Given request: Each record needs to be echoed exactly; can you do that?

Source data:
○ ○ ○

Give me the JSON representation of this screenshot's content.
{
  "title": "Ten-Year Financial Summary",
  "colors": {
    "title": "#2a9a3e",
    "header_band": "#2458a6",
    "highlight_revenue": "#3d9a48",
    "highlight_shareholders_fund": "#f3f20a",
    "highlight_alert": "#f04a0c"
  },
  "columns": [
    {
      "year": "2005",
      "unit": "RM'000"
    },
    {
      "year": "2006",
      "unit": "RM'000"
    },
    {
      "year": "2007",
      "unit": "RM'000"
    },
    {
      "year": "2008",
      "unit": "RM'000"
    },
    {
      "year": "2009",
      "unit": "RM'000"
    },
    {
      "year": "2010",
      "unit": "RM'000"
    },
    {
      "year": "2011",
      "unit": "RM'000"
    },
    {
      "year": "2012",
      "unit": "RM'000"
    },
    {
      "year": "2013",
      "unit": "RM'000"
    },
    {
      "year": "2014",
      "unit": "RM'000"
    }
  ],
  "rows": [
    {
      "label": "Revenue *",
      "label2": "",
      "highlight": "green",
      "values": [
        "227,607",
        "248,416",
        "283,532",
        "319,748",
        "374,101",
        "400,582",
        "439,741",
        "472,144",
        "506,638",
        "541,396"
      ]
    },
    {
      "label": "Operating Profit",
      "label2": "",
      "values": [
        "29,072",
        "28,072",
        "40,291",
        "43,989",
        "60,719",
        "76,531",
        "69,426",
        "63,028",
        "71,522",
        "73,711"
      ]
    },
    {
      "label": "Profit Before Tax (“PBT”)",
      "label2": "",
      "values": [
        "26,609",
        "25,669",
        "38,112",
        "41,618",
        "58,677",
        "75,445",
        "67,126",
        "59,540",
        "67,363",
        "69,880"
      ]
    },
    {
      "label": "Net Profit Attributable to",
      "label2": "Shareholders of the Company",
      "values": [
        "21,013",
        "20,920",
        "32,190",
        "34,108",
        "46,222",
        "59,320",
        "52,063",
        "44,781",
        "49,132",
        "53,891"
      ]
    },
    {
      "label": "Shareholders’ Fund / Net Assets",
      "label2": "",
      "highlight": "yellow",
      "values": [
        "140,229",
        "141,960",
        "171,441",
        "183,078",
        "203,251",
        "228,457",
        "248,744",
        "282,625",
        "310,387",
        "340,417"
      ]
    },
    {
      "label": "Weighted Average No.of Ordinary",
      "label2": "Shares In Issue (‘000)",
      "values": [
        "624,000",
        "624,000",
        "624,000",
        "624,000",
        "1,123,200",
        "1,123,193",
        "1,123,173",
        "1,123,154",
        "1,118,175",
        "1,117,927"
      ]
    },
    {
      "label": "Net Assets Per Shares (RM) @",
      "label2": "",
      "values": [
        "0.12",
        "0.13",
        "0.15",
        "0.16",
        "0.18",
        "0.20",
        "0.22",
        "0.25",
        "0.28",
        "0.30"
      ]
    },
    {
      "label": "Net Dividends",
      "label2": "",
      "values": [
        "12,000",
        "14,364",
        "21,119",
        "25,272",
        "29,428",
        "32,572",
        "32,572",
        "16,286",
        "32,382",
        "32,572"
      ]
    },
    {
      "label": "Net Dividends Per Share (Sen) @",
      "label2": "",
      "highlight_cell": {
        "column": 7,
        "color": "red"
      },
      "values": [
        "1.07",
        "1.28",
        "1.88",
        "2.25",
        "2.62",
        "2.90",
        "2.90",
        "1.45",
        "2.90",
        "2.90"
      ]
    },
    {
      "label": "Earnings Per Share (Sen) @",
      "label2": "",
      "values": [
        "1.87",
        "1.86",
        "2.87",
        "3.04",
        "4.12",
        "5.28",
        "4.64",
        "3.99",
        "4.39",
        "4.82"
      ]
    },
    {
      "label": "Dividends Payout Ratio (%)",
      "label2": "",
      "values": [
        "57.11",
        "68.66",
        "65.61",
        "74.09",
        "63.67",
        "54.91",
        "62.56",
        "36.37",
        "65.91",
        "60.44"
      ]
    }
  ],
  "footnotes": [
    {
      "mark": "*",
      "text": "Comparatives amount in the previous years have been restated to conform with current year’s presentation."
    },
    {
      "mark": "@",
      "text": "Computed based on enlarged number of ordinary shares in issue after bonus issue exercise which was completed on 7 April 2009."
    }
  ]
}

○ ○ ○

Response to this exercise:
Give me the JSON representation of this screenshot's content.
{
  "title": "Ten-Year Financial Summary",
  "colors": {
    "title": "#2a9a3e",
    "header_band": "#2458a6",
    "highlight_revenue": "#3d9a48",
    "highlight_shareholders_fund": "#f3f20a",
    "highlight_alert": "#f04a0c"
  },
  "columns": [
    {
      "year": "2005",
      "unit": "RM'000"
    },
    {
      "year": "2006",
      "unit": "RM'000"
    },
    {
      "year": "2007",
      "unit": "RM'000"
    },
    {
      "year": "2008",
      "unit": "RM'000"
    },
    {
      "year": "2009",
      "unit": "RM'000"
    },
    {
      "year": "2010",
      "unit": "RM'000"
    },
    {
      "year": "2011",
      "unit": "RM'000"
    },
    {
      "year": "2012",
      "unit": "RM'000"
    },
    {
      "year": "2013",
      "unit": "RM'000"
    },
    {
      "year": "2014",
      "unit": "RM'000"
    }
  ],
  "rows": [
    {
      "label": "Revenue *",
      "label2": "",
      "highlight": "green",
      "values": [
        "227,607",
        "248,416",
        "283,532",
        "319,748",
        "374,101",
        "400,582",
        "439,741",
        "472,144",
        "506,638",
        "541,396"
      ]
    },
    {
      "label": "Operating Profit",
      "label2": "",
      "values": [
        "29,072",
        "28,072",
        "40,291",
        "43,989",
        "60,719",
        "76,531",
        "69,426",
        "63,028",
        "71,522",
        "73,711"
      ]
    },
    {
      "label": "Profit Before Tax (“PBT”)",
      "label2": "",
      "values": [
        "26,609",
        "25,669",
        "38,112",
        "41,618",
        "58,677",
        "75,445",
        "67,126",
        "59,540",
        "67,363",
        "69,880"
      ]
    },
    {
      "label": "Net Profit Attributable to",
      "label2": "Shareholders of the Company",
      "values": [
        "21,013",
        "20,920",
        "32,190",
        "34,108",
        "46,222",
        "59,320",
        "52,063",
        "44,781",
        "49,132",
        "53,891"
      ]
    },
    {
      "label": "Shareholders’ Fund / Net Assets",
      "label2": "",
      "highlight": "yellow",
      "values": [
        "140,229",
        "141,960",
        "171,441",
        "183,078",
        "203,251",
        "228,457",
        "248,744",
        "282,625",
        "310,387",
        "340,417"
      ]
    },
    {
      "label": "Weighted Average No.of Ordinary",
      "label2": "Shares In Issue (‘000)",
      "values": [
        "624,000",
        "624,000",
        "624,000",
        "624,000",
        "1,123,200",
        "1,123,193",
        "1,123,173",
        "1,123,154",
        "1,118,175",
        "1,117,927"
      ]
    },
    {
      "label": "Net Assets Per Shares (RM) @",
      "label2": "",
      "values": [
        "0.12",
        "0.13",
        "0.15",
        "0.16",
        "0.18",
        "0.20",
        "0.22",
        "0.25",
        "0.28",
        "0.30"
      ]
    },
    {
      "label": "Net Dividends",
      "label2": "",
      "values": [
        "12,000",
        "14,364",
        "21,119",
        "25,272",
        "29,428",
        "32,572",
        "32,572",
        "16,286",
        "32,382",
        "32,572"
      ]
    },
    {
      "label": "Net Dividends Per Share (Sen) @",
      "label2": "",
      "highlight_cell": {
        "column": 7,
        "color": "red"
      },
      "values": [
        "1.07",
        "1.28",
        "1.88",
        "2.25",
        "2.62",
        "2.90",
        "2.90",
        "1.45",
        "2.90",
        "2.90"
      ]
    },
    {
      "label": "Earnings Per Share (Sen) @",
      "label2": "",
      "values": [
        "1.87",
        "1.86",
        "2.87",
        "3.04",
        "4.12",
        "5.28",
        "4.64",
        "3.99",
        "4.39",
        "4.82"
      ]
    },
    {
      "label": "Dividends Payout Ratio (%)",
      "label2": "",
      "values": [
        "57.11",
        "68.66",
        "65.61",
        "74.09",
        "63.67",
        "54.91",
        "62.56",
        "36.37",
        "65.91",
        "60.44"
      ]
    }
  ],
  "footnotes": [
    {
      "mark": "*",
      "text": "Comparatives amount in the previous years have been restated to conform with current year’s presentation."
    },
    {
      "mark": "@",
      "text": "Computed based on enlarged number of ordinary shares in issue after bonus issue exercise which was completed on 7 April 2009."
    }
  ]
}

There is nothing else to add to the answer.